> Description of the task
Below are some records. Say in a single number how many of their lines include the word "forever".

> Exercise data
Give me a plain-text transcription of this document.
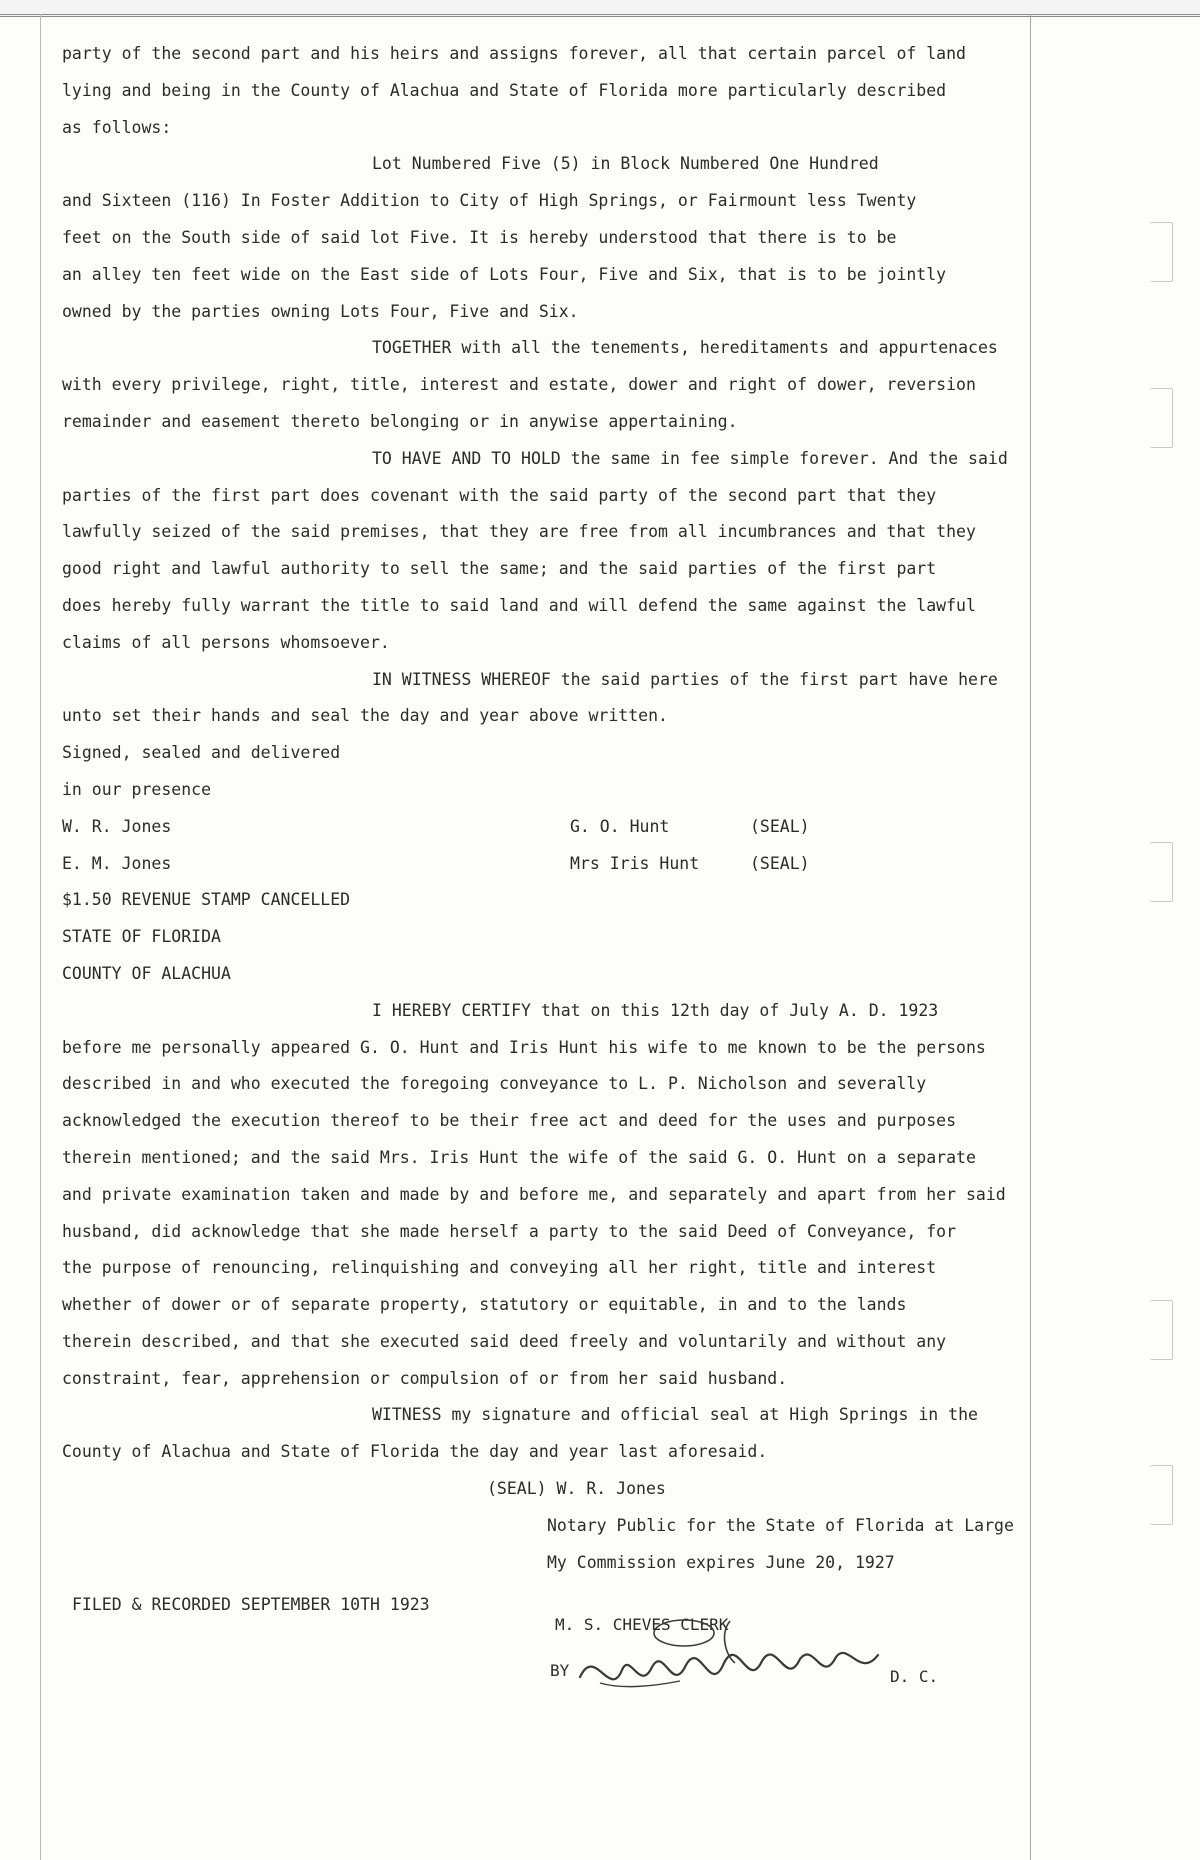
party of the second part and his heirs and assigns forever, all that certain parcel of land
lying and being in the County of Alachua and State of Florida more particularly described
as follows:
Lot Numbered Five (5) in Block Numbered One Hundred
and Sixteen (116) In Foster Addition to City of High Springs, or Fairmount less Twenty
feet on the South side of said lot Five. It is hereby understood that there is to be
an alley ten feet wide on the East side of Lots Four, Five and Six, that is to be jointly
owned by the parties owning Lots Four, Five and Six.
TOGETHER with all the tenements, hereditaments and appurtenaces
with every privilege, right, title, interest and estate, dower and right of dower, reversion
remainder and easement thereto belonging or in anywise appertaining.
TO HAVE AND TO HOLD the same in fee simple forever. And the said
parties of the first part does covenant with the said party of the second part that they
lawfully seized of the said premises, that they are free from all incumbrances and that they
good right and lawful authority to sell the same; and the said parties of the first part
does hereby fully warrant the title to said land and will defend the same against the lawful
claims of all persons whomsoever.
IN WITNESS WHEREOF the said parties of the first part have here
unto set their hands and seal the day and year above written.
Signed, sealed and delivered
in our presence
W. R. Jones	G. O. Hunt	(SEAL)
E. M. Jones	Mrs Iris Hunt	(SEAL)
$1.50 REVENUE STAMP CANCELLED
STATE OF FLORIDA
COUNTY OF ALACHUA
I HEREBY CERTIFY that on this 12th day of July A. D. 1923
before me personally appeared G. O. Hunt and Iris Hunt his wife to me known to be the persons
described in and who executed the foregoing conveyance to L. P. Nicholson and severally
acknowledged the execution thereof to be their free act and deed for the uses and purposes
therein mentioned; and the said Mrs. Iris Hunt the wife of the said G. O. Hunt on a separate
and private examination taken and made by and before me, and separately and apart from her said
husband, did acknowledge that she made herself a party to the said Deed of Conveyance, for
the purpose of renouncing, relinquishing and conveying all her right, title and interest
whether of dower or of separate property, statutory or equitable, in and to the lands
therein described, and that she executed said deed freely and voluntarily and without any
constraint, fear, apprehension or compulsion of or from her said husband.
WITNESS my signature and official seal at High Springs in the
County of Alachua and State of Florida the day and year last aforesaid.
(SEAL) W. R. Jones
Notary Public for the State of Florida at Large
My Commission expires June 20, 1927
FILED & RECORDED SEPTEMBER 10TH 1923
M. S. CHEVES CLERK
BY	D. C.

> Output of the exercise
2